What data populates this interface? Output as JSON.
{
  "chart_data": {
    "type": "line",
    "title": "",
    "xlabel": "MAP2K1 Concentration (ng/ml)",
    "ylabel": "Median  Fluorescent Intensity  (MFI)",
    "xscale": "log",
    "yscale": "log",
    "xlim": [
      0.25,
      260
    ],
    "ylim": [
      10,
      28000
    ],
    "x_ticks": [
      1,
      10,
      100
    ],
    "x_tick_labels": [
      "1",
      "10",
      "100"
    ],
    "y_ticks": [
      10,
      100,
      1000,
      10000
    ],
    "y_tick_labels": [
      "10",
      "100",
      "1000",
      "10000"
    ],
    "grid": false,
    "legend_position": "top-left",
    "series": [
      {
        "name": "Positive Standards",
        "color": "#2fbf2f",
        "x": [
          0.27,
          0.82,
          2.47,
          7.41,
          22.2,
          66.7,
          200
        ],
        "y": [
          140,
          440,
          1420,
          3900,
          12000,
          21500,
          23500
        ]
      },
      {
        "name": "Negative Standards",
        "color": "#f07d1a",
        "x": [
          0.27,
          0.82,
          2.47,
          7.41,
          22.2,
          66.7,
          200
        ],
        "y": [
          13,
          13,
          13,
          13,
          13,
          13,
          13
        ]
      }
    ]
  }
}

§

▶ **Exercise details**
Nothing should be left out: repeat all of the data exactly.

▶ **Reply to the task**
What data populates this interface? Output as JSON.
{
  "chart_data": {
    "type": "line",
    "title": "",
    "xlabel": "MAP2K1 Concentration (ng/ml)",
    "ylabel": "Median  Fluorescent Intensity  (MFI)",
    "xscale": "log",
    "yscale": "log",
    "xlim": [
      0.25,
      260
    ],
    "ylim": [
      10,
      28000
    ],
    "x_ticks": [
      1,
      10,
      100
    ],
    "x_tick_labels": [
      "1",
      "10",
      "100"
    ],
    "y_ticks": [
      10,
      100,
      1000,
      10000
    ],
    "y_tick_labels": [
      "10",
      "100",
      "1000",
      "10000"
    ],
    "grid": false,
    "legend_position": "top-left",
    "series": [
      {
        "name": "Positive Standards",
        "color": "#2fbf2f",
        "x": [
          0.27,
          0.82,
          2.47,
          7.41,
          22.2,
          66.7,
          200
        ],
        "y": [
          140,
          440,
          1420,
          3900,
          12000,
          21500,
          23500
        ]
      },
      {
        "name": "Negative Standards",
        "color": "#f07d1a",
        "x": [
          0.27,
          0.82,
          2.47,
          7.41,
          22.2,
          66.7,
          200
        ],
        "y": [
          13,
          13,
          13,
          13,
          13,
          13,
          13
        ]
      }
    ]
  }
}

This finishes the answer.